## Stated problem
Output all the entries word for word. Omit the pictures.

Data entries:
====

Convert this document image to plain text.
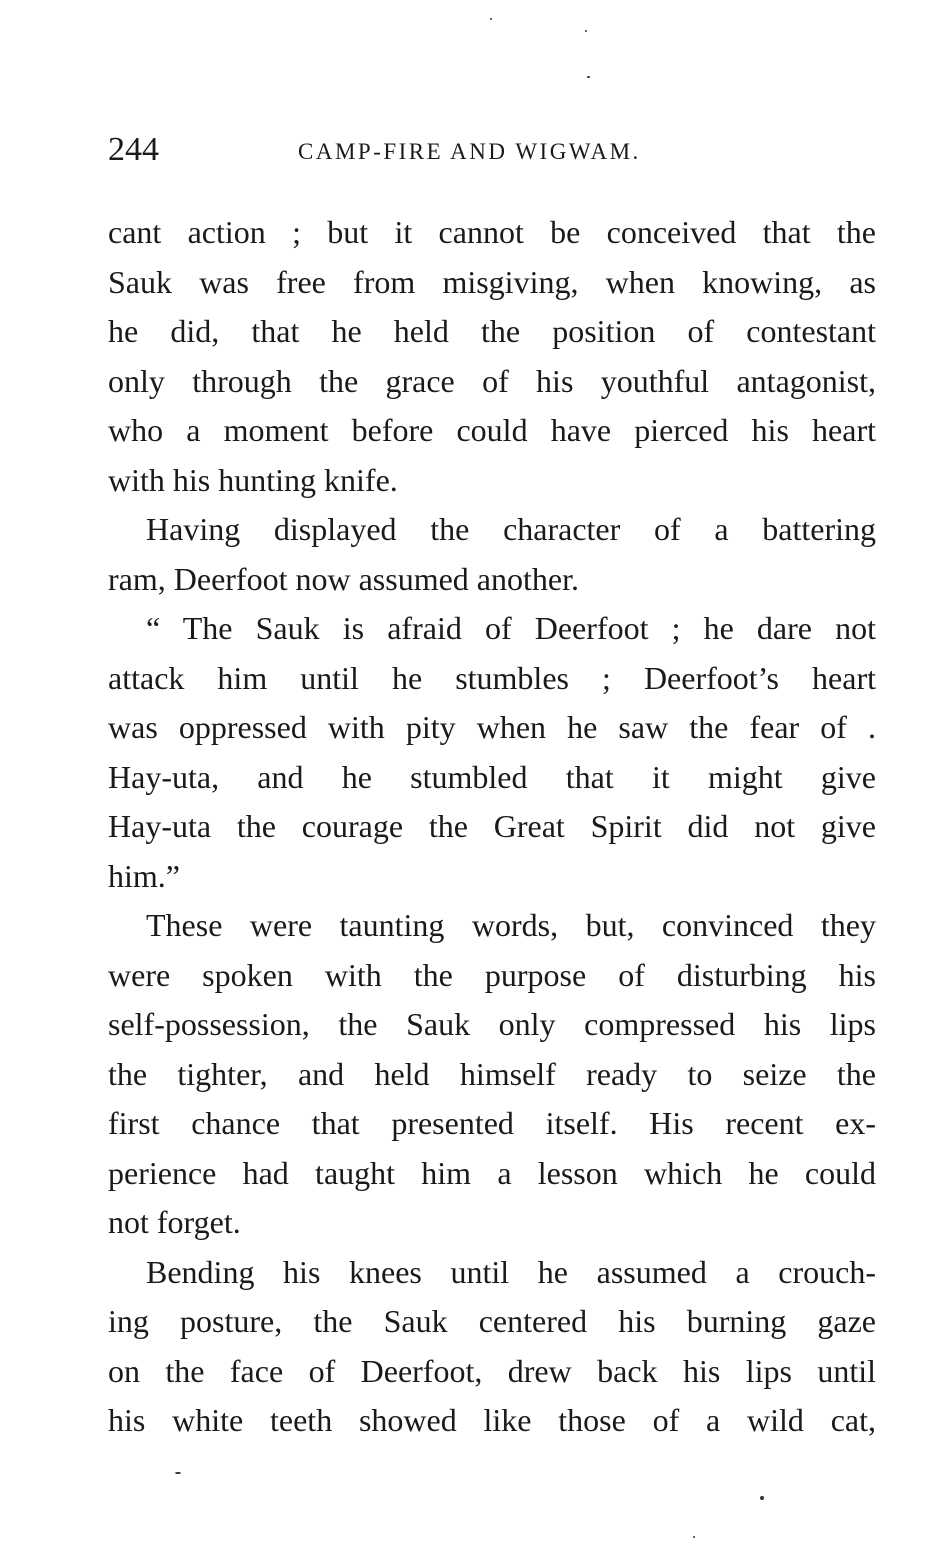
244	CAMP-FIRE AND WIGWAM.
cant action ; but it cannot be conceived that the
Sauk was free from misgiving, when knowing, as
he did, that he held the position of contestant
only through the grace of his youthful antagonist,
who a moment before could have pierced his heart
with his hunting knife.
Having displayed the character of a battering
ram, Deerfoot now assumed another.
“ The Sauk is afraid of Deerfoot ; he dare not
attack him until he stumbles ; Deerfoot’s heart
was oppressed with pity when he saw the fear of .
Hay-uta, and he stumbled that it might give
Hay-uta the courage the Great Spirit did not give
him.”
These were taunting words, but, convinced they
were spoken with the purpose of disturbing his
self-possession, the Sauk only compressed his lips
the tighter, and held himself ready to seize the
first chance that presented itself. His recent ex-
perience had taught him a lesson which he could
not forget.
Bending his knees until he assumed a crouch-
ing posture, the Sauk centered his burning gaze
on the face of Deerfoot, drew back his lips until
his white teeth showed like those of a wild cat,
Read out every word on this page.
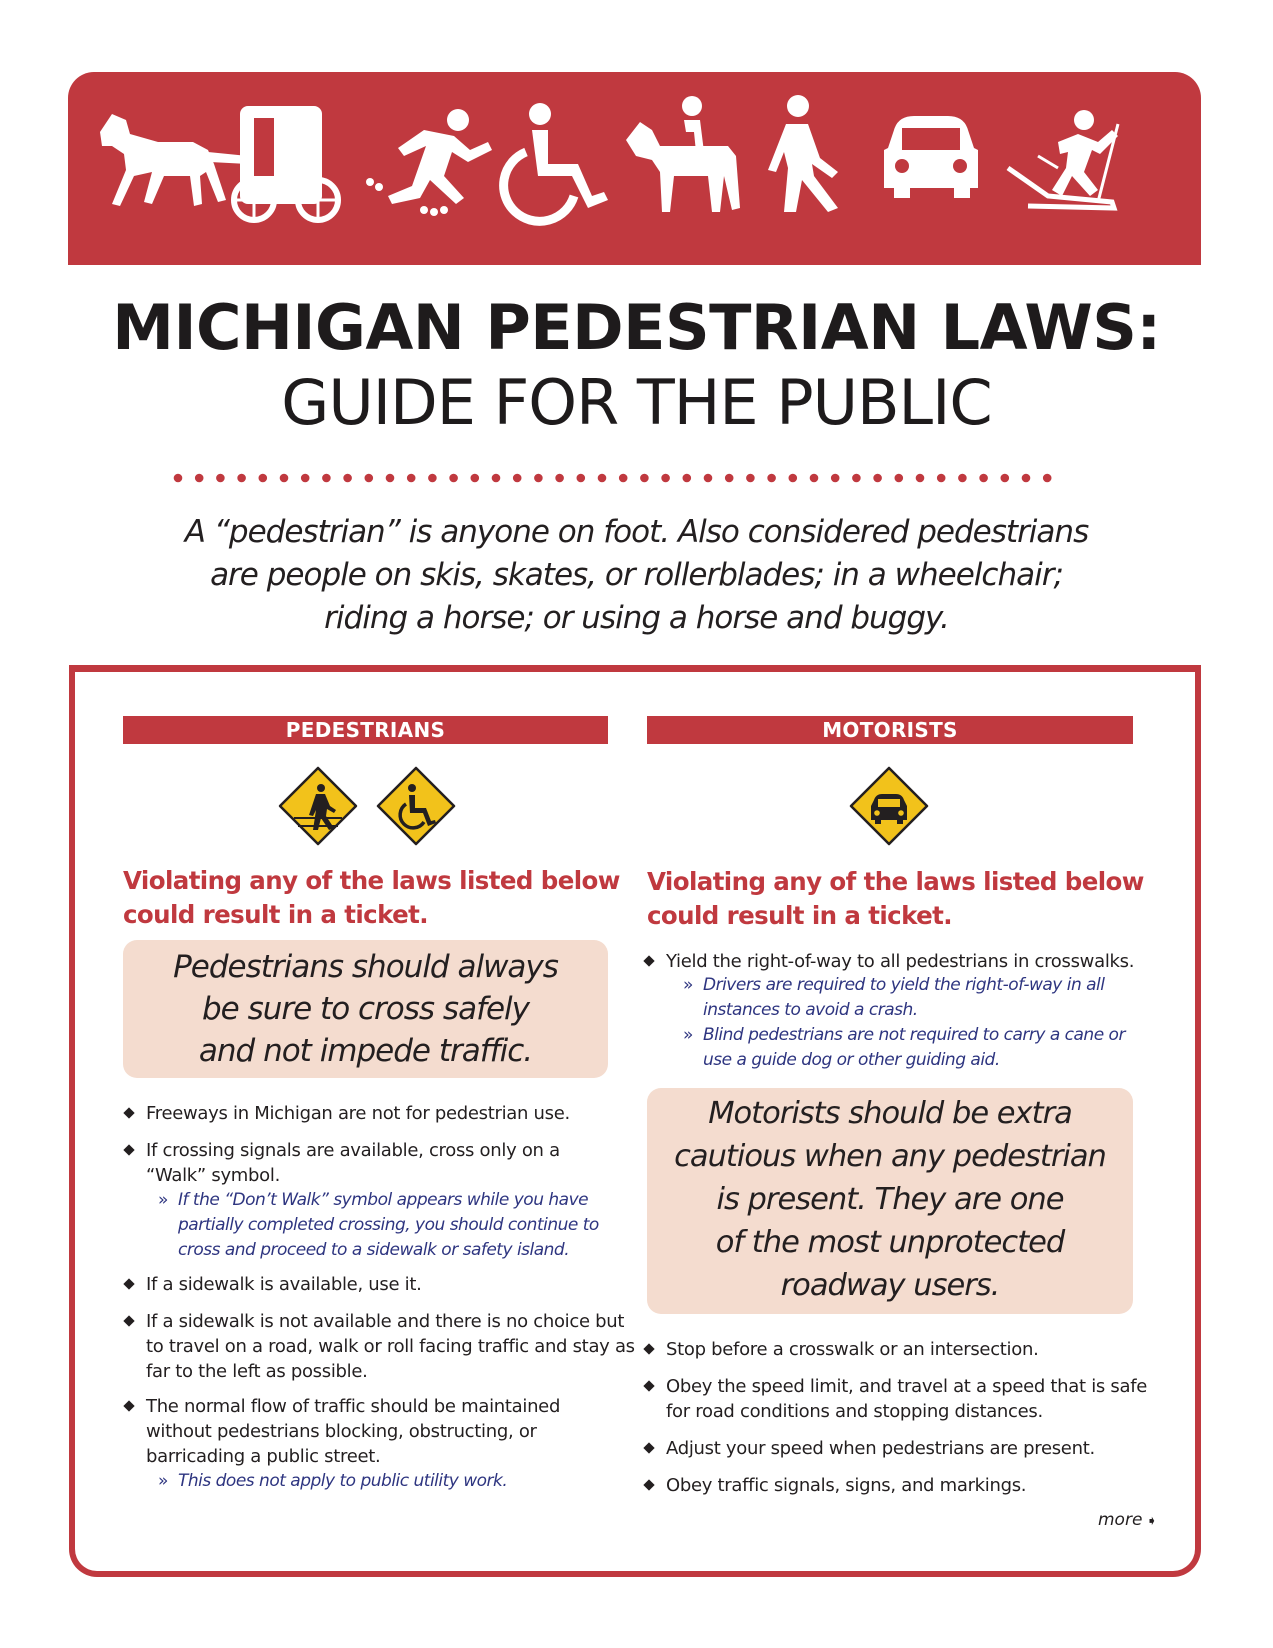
MICHIGAN PEDESTRIAN LAWS:
GUIDE FOR THE PUBLIC
A “pedestrian” is anyone on foot. Also considered pedestrians
are people on skis, skates, or rollerblades; in a wheelchair;
riding a horse; or using a horse and buggy.
PEDESTRIANS
Violating any of the laws listed below
could result in a ticket.
Pedestrians should always
be sure to cross safely
and not impede traffic.
Freeways in Michigan are not for pedestrian use.
If crossing signals are available, cross only on a
“Walk” symbol.
» If the “Don’t Walk” symbol appears while you have
partially completed crossing, you should continue to
cross and proceed to a sidewalk or safety island.
If a sidewalk is available, use it.
If a sidewalk is not available and there is no choice but
to travel on a road, walk or roll facing traffic and stay as
far to the left as possible.
The normal flow of traffic should be maintained
without pedestrians blocking, obstructing, or
barricading a public street.
» This does not apply to public utility work.
MOTORISTS
Violating any of the laws listed below
could result in a ticket.
Yield the right-of-way to all pedestrians in crosswalks.
» Drivers are required to yield the right-of-way in all
instances to avoid a crash.
» Blind pedestrians are not required to carry a cane or
use a guide dog or other guiding aid.
Motorists should be extra
cautious when any pedestrian
is present. They are one
of the most unprotected
roadway users.
Stop before a crosswalk or an intersection.
Obey the speed limit, and travel at a speed that is safe
for road conditions and stopping distances.
Adjust your speed when pedestrians are present.
Obey traffic signals, signs, and markings.
more ➧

====

## Solution to this task
Convert this document image to plain text.
244	CAMP-FIRE AND WIGWAM.
cant action ; but it cannot be conceived that the
Sauk was free from misgiving, when knowing, as
he did, that he held the position of contestant
only through the grace of his youthful antagonist,
who a moment before could have pierced his heart
with his hunting knife.
Having displayed the character of a battering
ram, Deerfoot now assumed another.
“ The Sauk is afraid of Deerfoot ; he dare not
attack him until he stumbles ; Deerfoot’s heart
was oppressed with pity when he saw the fear of .
Hay-uta, and he stumbled that it might give
Hay-uta the courage the Great Spirit did not give
him.”
These were taunting words, but, convinced they
were spoken with the purpose of disturbing his
self-possession, the Sauk only compressed his lips
the tighter, and held himself ready to seize the
first chance that presented itself. His recent ex-
perience had taught him a lesson which he could
not forget.
Bending his knees until he assumed a crouch-
ing posture, the Sauk centered his burning gaze
on the face of Deerfoot, drew back his lips until
his white teeth showed like those of a wild cat,
Read out every word on this page.
MICHIGAN PEDESTRIAN LAWS:
GUIDE FOR THE PUBLIC
A “pedestrian” is anyone on foot. Also considered pedestrians
are people on skis, skates, or rollerblades; in a wheelchair;
riding a horse; or using a horse and buggy.
PEDESTRIANS
Violating any of the laws listed below
could result in a ticket.
Pedestrians should always
be sure to cross safely
and not impede traffic.
Freeways in Michigan are not for pedestrian use.
If crossing signals are available, cross only on a
“Walk” symbol.
» If the “Don’t Walk” symbol appears while you have
partially completed crossing, you should continue to
cross and proceed to a sidewalk or safety island.
If a sidewalk is available, use it.
If a sidewalk is not available and there is no choice but
to travel on a road, walk or roll facing traffic and stay as
far to the left as possible.
The normal flow of traffic should be maintained
without pedestrians blocking, obstructing, or
barricading a public street.
» This does not apply to public utility work.
MOTORISTS
Violating any of the laws listed below
could result in a ticket.
Yield the right-of-way to all pedestrians in crosswalks.
» Drivers are required to yield the right-of-way in all
instances to avoid a crash.
» Blind pedestrians are not required to carry a cane or
use a guide dog or other guiding aid.
Motorists should be extra
cautious when any pedestrian
is present. They are one
of the most unprotected
roadway users.
Stop before a crosswalk or an intersection.
Obey the speed limit, and travel at a speed that is safe
for road conditions and stopping distances.
Adjust your speed when pedestrians are present.
Obey traffic signals, signs, and markings.
more ➧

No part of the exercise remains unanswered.